WHAT TO WORK ON
Leave out the pictures and copy every record exactly.

--- --- ---

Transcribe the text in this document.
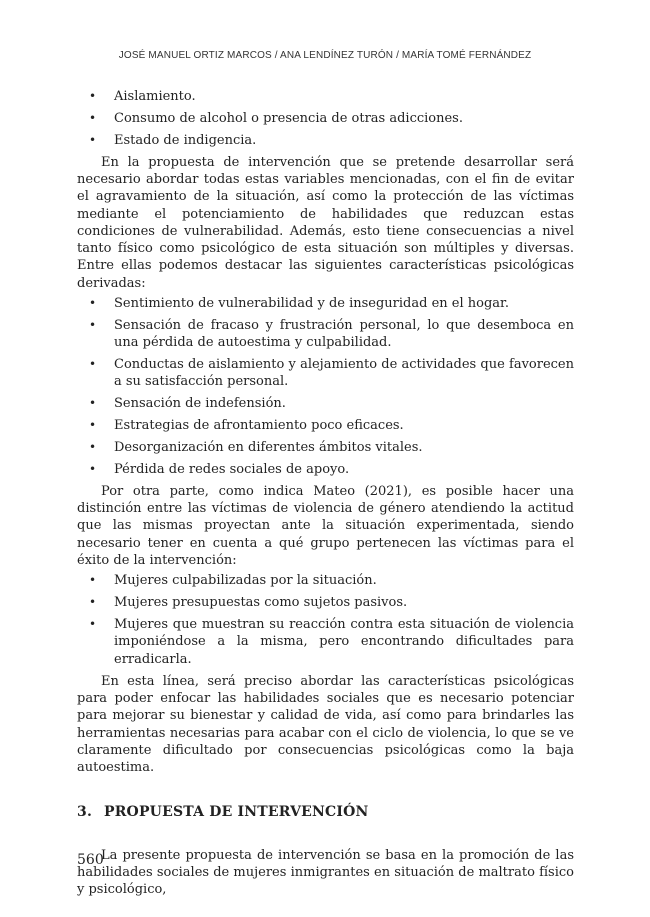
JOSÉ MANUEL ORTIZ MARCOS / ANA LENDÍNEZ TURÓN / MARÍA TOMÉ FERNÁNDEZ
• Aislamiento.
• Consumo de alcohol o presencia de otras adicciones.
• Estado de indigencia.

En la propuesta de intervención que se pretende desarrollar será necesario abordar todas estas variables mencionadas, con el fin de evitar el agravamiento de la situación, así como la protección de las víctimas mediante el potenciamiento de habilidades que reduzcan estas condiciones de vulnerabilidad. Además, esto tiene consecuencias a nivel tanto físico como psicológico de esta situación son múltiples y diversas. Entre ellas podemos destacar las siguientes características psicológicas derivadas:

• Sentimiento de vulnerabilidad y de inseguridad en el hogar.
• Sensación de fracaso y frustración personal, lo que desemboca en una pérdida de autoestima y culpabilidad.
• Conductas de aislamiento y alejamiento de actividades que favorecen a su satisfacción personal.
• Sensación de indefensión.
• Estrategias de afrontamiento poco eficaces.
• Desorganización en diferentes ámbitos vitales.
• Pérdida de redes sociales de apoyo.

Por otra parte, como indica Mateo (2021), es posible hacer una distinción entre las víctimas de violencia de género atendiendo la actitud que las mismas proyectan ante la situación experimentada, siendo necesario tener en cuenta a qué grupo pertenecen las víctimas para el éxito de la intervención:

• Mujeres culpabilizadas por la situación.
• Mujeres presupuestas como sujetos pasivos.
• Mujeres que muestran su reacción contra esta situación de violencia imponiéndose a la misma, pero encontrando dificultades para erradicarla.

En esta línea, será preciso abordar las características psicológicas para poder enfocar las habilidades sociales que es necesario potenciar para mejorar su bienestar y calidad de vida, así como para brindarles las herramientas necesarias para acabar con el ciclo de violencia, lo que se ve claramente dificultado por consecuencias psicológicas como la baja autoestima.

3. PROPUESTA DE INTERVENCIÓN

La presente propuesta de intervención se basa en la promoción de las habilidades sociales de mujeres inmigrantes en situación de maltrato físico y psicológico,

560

--- --- ---

OUTPUT OF THE TASK
Transcribe the text in this document.
JOSÉ MANUEL ORTIZ MARCOS / ANA LENDÍNEZ TURÓN / MARÍA TOMÉ FERNÁNDEZ
• Aislamiento.
• Consumo de alcohol o presencia de otras adicciones.
• Estado de indigencia.

En la propuesta de intervención que se pretende desarrollar será necesario abordar todas estas variables mencionadas, con el fin de evitar el agravamiento de la situación, así como la protección de las víctimas mediante el potenciamiento de habilidades que reduzcan estas condiciones de vulnerabilidad. Además, esto tiene consecuencias a nivel tanto físico como psicológico de esta situación son múltiples y diversas. Entre ellas podemos destacar las siguientes características psicológicas derivadas:

• Sentimiento de vulnerabilidad y de inseguridad en el hogar.
• Sensación de fracaso y frustración personal, lo que desemboca en una pérdida de autoestima y culpabilidad.
• Conductas de aislamiento y alejamiento de actividades que favorecen a su satisfacción personal.
• Sensación de indefensión.
• Estrategias de afrontamiento poco eficaces.
• Desorganización en diferentes ámbitos vitales.
• Pérdida de redes sociales de apoyo.

Por otra parte, como indica Mateo (2021), es posible hacer una distinción entre las víctimas de violencia de género atendiendo la actitud que las mismas proyectan ante la situación experimentada, siendo necesario tener en cuenta a qué grupo pertenecen las víctimas para el éxito de la intervención:

• Mujeres culpabilizadas por la situación.
• Mujeres presupuestas como sujetos pasivos.
• Mujeres que muestran su reacción contra esta situación de violencia imponiéndose a la misma, pero encontrando dificultades para erradicarla.

En esta línea, será preciso abordar las características psicológicas para poder enfocar las habilidades sociales que es necesario potenciar para mejorar su bienestar y calidad de vida, así como para brindarles las herramientas necesarias para acabar con el ciclo de violencia, lo que se ve claramente dificultado por consecuencias psicológicas como la baja autoestima.

3. PROPUESTA DE INTERVENCIÓN

La presente propuesta de intervención se basa en la promoción de las habilidades sociales de mujeres inmigrantes en situación de maltrato físico y psicológico,

560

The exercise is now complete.